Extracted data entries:
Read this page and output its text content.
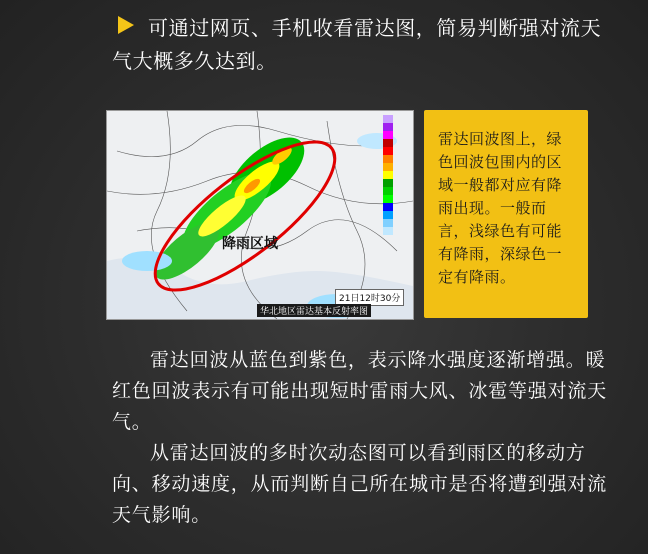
可通过网页、手机收看雷达图，简易判断强对流天气大概多久达到。
降雨区域
21日12时30分
华北地区雷达基本反射率图
雷达回波图上，绿色回波包围内的区域一般都对应有降雨出现。一般而言，浅绿色有可能有降雨，深绿色一定有降雨。

雷达回波从蓝色到紫色，表示降水强度逐渐增强。暖红色回波表示有可能出现短时雷雨大风、冰雹等强对流天气。

从雷达回波的多时次动态图可以看到雨区的移动方向、移动速度，从而判断自己所在城市是否将遭到强对流天气影响。
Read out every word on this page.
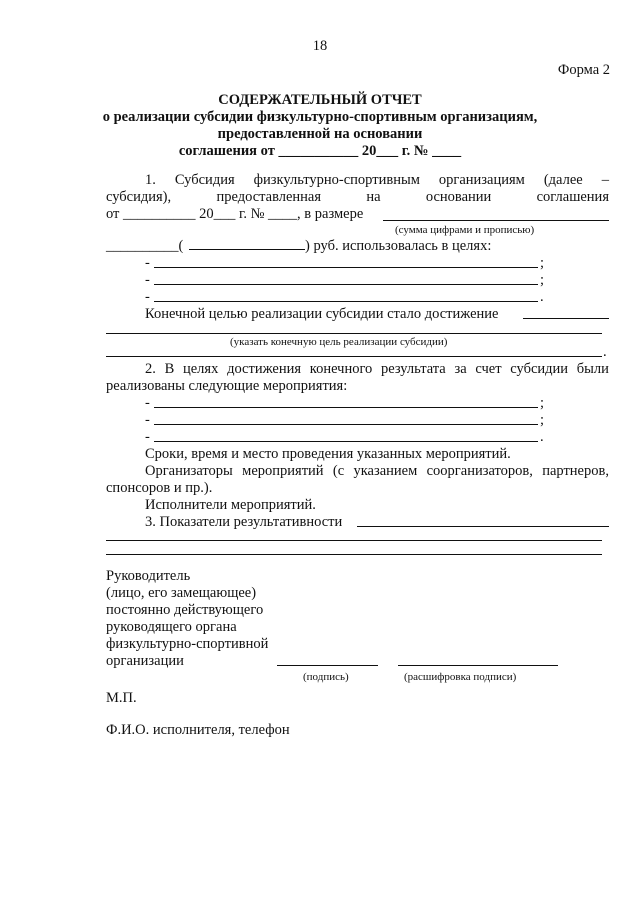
18
Форма 2
СОДЕРЖАТЕЛЬНЫЙ ОТЧЕТ
о реализации субсидии физкультурно-спортивным организациям,
предоставленной на основании
соглашения от ___________ 20___ г. № ____
1. Субсидия физкультурно-спортивным организациям (далее –
субсидия),	предоставленная	на	основании	соглашения
от __________ 20___ г. № ____, в размере
(сумма цифрами и прописью)
__________(	) руб. использовалась в целях:
-	;
-	;
-	.
Конечной целью реализации субсидии стало достижение
(указать конечную цель реализации субсидии)
.
2. В целях достижения конечного результата за счет субсидии были
реализованы следующие мероприятия:
-	;
-	;
-	.
Сроки, время и место проведения указанных мероприятий.
Организаторы мероприятий (с указанием соорганизаторов, партнеров,
спонсоров и пр.).
Исполнители мероприятий.
3. Показатели результативности
Руководитель
(лицо, его замещающее)
постоянно действующего
руководящего органа
физкультурно-спортивной
организации
(подпись)	(расшифровка подписи)
М.П.
Ф.И.О. исполнителя, телефон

--- EXERCISE BRIEF ---
Reproduce the whole listing exactly, but not the images in it.

--- COMPLETED TASK ---
Read this page and output its text content.
可通过网页、手机收看雷达图，简易判断强对流天气大概多久达到。
降雨区域
21日12时30分
华北地区雷达基本反射率图
雷达回波图上，绿色回波包围内的区域一般都对应有降雨出现。一般而言，浅绿色有可能有降雨，深绿色一定有降雨。

雷达回波从蓝色到紫色，表示降水强度逐渐增强。暖红色回波表示有可能出现短时雷雨大风、冰雹等强对流天气。

从雷达回波的多时次动态图可以看到雨区的移动方向、移动速度，从而判断自己所在城市是否将遭到强对流天气影响。
Read out every word on this page.
18
Форма 2
СОДЕРЖАТЕЛЬНЫЙ ОТЧЕТ
о реализации субсидии физкультурно-спортивным организациям,
предоставленной на основании
соглашения от ___________ 20___ г. № ____
1. Субсидия физкультурно-спортивным организациям (далее –
субсидия),	предоставленная	на	основании	соглашения
от __________ 20___ г. № ____, в размере
(сумма цифрами и прописью)
__________(	) руб. использовалась в целях:
-	;
-	;
-	.
Конечной целью реализации субсидии стало достижение
(указать конечную цель реализации субсидии)
.
2. В целях достижения конечного результата за счет субсидии были
реализованы следующие мероприятия:
-	;
-	;
-	.
Сроки, время и место проведения указанных мероприятий.
Организаторы мероприятий (с указанием соорганизаторов, партнеров,
спонсоров и пр.).
Исполнители мероприятий.
3. Показатели результативности
Руководитель
(лицо, его замещающее)
постоянно действующего
руководящего органа
физкультурно-спортивной
организации
(подпись)	(расшифровка подписи)
М.П.
Ф.И.О. исполнителя, телефон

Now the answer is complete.